Prompt ::
Return the records, each one exactly as written.

Information given ::
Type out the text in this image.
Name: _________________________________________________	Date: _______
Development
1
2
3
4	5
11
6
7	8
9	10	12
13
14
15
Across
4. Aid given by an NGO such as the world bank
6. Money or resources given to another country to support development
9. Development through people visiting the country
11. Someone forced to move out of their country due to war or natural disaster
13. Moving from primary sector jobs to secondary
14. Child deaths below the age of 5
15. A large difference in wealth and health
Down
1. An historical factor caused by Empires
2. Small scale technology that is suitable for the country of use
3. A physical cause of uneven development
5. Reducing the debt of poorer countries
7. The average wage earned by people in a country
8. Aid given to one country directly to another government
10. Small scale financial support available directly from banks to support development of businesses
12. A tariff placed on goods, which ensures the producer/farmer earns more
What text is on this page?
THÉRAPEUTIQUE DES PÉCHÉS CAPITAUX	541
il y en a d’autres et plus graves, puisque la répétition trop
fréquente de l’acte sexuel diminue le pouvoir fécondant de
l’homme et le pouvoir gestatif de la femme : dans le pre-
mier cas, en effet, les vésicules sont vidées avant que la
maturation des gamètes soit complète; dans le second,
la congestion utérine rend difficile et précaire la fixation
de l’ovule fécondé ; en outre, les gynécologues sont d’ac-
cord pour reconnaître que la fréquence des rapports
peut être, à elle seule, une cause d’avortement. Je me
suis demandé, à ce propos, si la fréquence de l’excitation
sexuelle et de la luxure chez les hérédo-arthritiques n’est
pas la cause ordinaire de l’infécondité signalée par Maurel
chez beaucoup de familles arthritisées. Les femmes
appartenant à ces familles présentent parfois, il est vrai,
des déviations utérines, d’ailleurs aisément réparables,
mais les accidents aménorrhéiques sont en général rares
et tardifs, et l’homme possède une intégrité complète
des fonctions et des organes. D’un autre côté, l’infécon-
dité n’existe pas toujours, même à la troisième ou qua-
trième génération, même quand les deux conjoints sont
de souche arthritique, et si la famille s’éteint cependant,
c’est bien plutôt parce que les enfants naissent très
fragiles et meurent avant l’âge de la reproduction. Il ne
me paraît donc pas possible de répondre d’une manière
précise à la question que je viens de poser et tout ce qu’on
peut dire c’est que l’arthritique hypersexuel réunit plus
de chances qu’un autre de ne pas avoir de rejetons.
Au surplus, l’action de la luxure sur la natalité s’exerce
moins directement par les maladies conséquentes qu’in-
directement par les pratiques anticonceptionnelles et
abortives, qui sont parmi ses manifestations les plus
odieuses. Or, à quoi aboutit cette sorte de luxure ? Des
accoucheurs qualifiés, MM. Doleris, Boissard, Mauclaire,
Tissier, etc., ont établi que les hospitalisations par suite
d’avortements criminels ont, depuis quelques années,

Written response ::
Type out the text in this image.
Name: _________________________________________________	Date: _______
Development
1
2
3
4	5
11
6
7	8
9	10	12
13
14
15
Across
4. Aid given by an NGO such as the world bank
6. Money or resources given to another country to support development
9. Development through people visiting the country
11. Someone forced to move out of their country due to war or natural disaster
13. Moving from primary sector jobs to secondary
14. Child deaths below the age of 5
15. A large difference in wealth and health
Down
1. An historical factor caused by Empires
2. Small scale technology that is suitable for the country of use
3. A physical cause of uneven development
5. Reducing the debt of poorer countries
7. The average wage earned by people in a country
8. Aid given to one country directly to another government
10. Small scale financial support available directly from banks to support development of businesses
12. A tariff placed on goods, which ensures the producer/farmer earns more
What text is on this page?
THÉRAPEUTIQUE DES PÉCHÉS CAPITAUX	541
il y en a d’autres et plus graves, puisque la répétition trop
fréquente de l’acte sexuel diminue le pouvoir fécondant de
l’homme et le pouvoir gestatif de la femme : dans le pre-
mier cas, en effet, les vésicules sont vidées avant que la
maturation des gamètes soit complète; dans le second,
la congestion utérine rend difficile et précaire la fixation
de l’ovule fécondé ; en outre, les gynécologues sont d’ac-
cord pour reconnaître que la fréquence des rapports
peut être, à elle seule, une cause d’avortement. Je me
suis demandé, à ce propos, si la fréquence de l’excitation
sexuelle et de la luxure chez les hérédo-arthritiques n’est
pas la cause ordinaire de l’infécondité signalée par Maurel
chez beaucoup de familles arthritisées. Les femmes
appartenant à ces familles présentent parfois, il est vrai,
des déviations utérines, d’ailleurs aisément réparables,
mais les accidents aménorrhéiques sont en général rares
et tardifs, et l’homme possède une intégrité complète
des fonctions et des organes. D’un autre côté, l’infécon-
dité n’existe pas toujours, même à la troisième ou qua-
trième génération, même quand les deux conjoints sont
de souche arthritique, et si la famille s’éteint cependant,
c’est bien plutôt parce que les enfants naissent très
fragiles et meurent avant l’âge de la reproduction. Il ne
me paraît donc pas possible de répondre d’une manière
précise à la question que je viens de poser et tout ce qu’on
peut dire c’est que l’arthritique hypersexuel réunit plus
de chances qu’un autre de ne pas avoir de rejetons.
Au surplus, l’action de la luxure sur la natalité s’exerce
moins directement par les maladies conséquentes qu’in-
directement par les pratiques anticonceptionnelles et
abortives, qui sont parmi ses manifestations les plus
odieuses. Or, à quoi aboutit cette sorte de luxure ? Des
accoucheurs qualifiés, MM. Doleris, Boissard, Mauclaire,
Tissier, etc., ont établi que les hospitalisations par suite
d’avortements criminels ont, depuis quelques années,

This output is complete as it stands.